Task:
Please answer these questions from the 1967 Pan American Games text:
1. On what dates were the Games held?
2. How are nations listed if they are still tied after gold, silver and bronze are counted?
3. How many gold medals did Brazil win?

Top of Reading text

- Location: Winnipeg, Canada

Highlights
- Most gold medals: United States (115)
- Most total medals: United States (218)

= 1967 Pan American Games medal table =

The 1967 Pan American Games, officially known as the V Pan American Games, were a continental multi-sport event held in Winnipeg, Canada, from July 22 to August 7, 1967. At the Games, 2,361 athletes selected from 29 National Olympic Committees (NOCs) participated in events in 19 sports. Twenty-one nations earned medals during the competition, and eleven won at least one gold medal.

== Medal table ==

The ranking in this table is based on medal counts published by several media organizations. By default, the table is ordered by the number of gold medals won by the athletes representing a nation. (In this context, a nation is an entity represented by a NOC). The number of silver medals is taken into consideration next and then the number of bronze medals. If nations are still tied, equal ranking is given and they are listed alphabetically by IOC country code.

| Rank | Nation | Gold | Silver | Bronze | Total |
| 1 | United States | 115 | 61 | 42 | 218 |
| 2 | Canada* | 12 | 33 | 38 | 83 |
| 3 | Brazil | 10 | 10 | 5 | 25 |
| 4 | Cuba | 8 | 14 | 24 | 46 |
| 5 | Argentina | 7 | 12 | 10 | 29 |
| 6 | Mexico | 5 | 14 | 21 | 40 |
| 7 | Trinidad and Tobago | 2 | 2 | 3 | 7 |
| 8 | Venezuela | 1 | 4 | 5 | 10 |
| 9 | Colombia | 1 | 2 | 5 | 8 |
| 10 | Chile | 1 | 1 | 3 | 5 |
| Puerto Rico | 1 | 1 | 3 | 5 |
| 12 | Peru | 0 | 2 | 1 | 3 |
| 13 | Uruguay | 0 | 1 | 4 | 5 |
| 14 | Ecuador | 0 | 1 | 2 | 3 |
| Panama | 0 | 1 | 2 | 3 |
| 16 | Bermuda | 0 | 1 | 1 | 2 |
| 17 | Barbados | 0 | 1 | 0 | 1 |
| 18 | Jamaica | 0 | 0 | 3 | 3 |
| 19 | Guyana | 0 | 0 | 1 | 1 |
| Netherlands Antilles | 0 | 0 | 1 | 1 |
| Totals (20 entries) |  | 163 | 161 | 174 | 498 |

== Notes ==

- Some sources appoint that the United States actually achieved 120 gold medals, 63 silver medals and 42 bronze medals, despite the majority of reports counting 128, 69 and 47, respectively. This would result in a total of 225 medals earned by American athletes during the Games.

Bottom of Reading text
Top of Data for analysis

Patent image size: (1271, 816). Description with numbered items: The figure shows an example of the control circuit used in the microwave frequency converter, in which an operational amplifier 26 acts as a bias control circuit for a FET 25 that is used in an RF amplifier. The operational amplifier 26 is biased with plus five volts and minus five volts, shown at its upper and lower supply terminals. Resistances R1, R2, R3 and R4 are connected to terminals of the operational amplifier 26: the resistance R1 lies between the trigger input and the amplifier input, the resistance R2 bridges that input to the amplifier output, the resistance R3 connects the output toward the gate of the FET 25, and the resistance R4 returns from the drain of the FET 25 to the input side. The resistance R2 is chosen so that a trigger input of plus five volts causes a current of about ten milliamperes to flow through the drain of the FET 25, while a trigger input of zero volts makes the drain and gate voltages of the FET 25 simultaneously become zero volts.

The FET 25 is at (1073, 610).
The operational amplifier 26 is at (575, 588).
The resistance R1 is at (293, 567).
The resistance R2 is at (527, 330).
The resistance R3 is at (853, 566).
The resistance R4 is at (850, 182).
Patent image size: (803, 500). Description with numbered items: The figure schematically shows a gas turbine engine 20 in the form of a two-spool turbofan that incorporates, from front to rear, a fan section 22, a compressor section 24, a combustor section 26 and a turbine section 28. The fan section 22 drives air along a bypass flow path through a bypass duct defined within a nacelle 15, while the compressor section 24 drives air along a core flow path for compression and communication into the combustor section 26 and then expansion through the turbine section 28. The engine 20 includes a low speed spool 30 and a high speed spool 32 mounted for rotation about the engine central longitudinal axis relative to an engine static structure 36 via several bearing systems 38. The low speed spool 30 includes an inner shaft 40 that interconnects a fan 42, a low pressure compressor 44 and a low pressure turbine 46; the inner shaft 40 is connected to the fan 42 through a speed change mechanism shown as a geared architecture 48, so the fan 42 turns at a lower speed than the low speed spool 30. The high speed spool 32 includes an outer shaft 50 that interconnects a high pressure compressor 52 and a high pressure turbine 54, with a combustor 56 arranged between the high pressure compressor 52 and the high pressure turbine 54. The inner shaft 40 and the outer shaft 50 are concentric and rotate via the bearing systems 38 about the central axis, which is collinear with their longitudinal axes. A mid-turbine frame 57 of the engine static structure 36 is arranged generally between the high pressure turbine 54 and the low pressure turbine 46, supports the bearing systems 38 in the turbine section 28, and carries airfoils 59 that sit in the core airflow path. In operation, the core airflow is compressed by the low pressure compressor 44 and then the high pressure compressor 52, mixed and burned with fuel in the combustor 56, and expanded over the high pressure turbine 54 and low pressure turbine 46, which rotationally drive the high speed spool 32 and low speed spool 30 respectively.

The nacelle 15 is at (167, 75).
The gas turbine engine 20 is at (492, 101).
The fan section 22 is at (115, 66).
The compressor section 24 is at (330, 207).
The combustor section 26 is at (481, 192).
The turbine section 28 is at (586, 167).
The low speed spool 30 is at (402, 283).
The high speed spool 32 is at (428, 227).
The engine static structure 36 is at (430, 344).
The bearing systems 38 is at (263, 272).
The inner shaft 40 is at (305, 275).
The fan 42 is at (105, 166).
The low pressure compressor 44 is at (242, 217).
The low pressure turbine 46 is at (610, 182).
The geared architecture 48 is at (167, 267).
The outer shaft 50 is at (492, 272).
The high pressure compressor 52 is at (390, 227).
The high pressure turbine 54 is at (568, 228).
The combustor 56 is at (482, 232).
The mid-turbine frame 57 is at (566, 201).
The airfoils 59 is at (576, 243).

Bottom of Data for analysis

Exercise result:
1. From July 22 to August 7, 1967.
2. They are given equal ranking and listed alphabetically by IOC country code.
3. 10.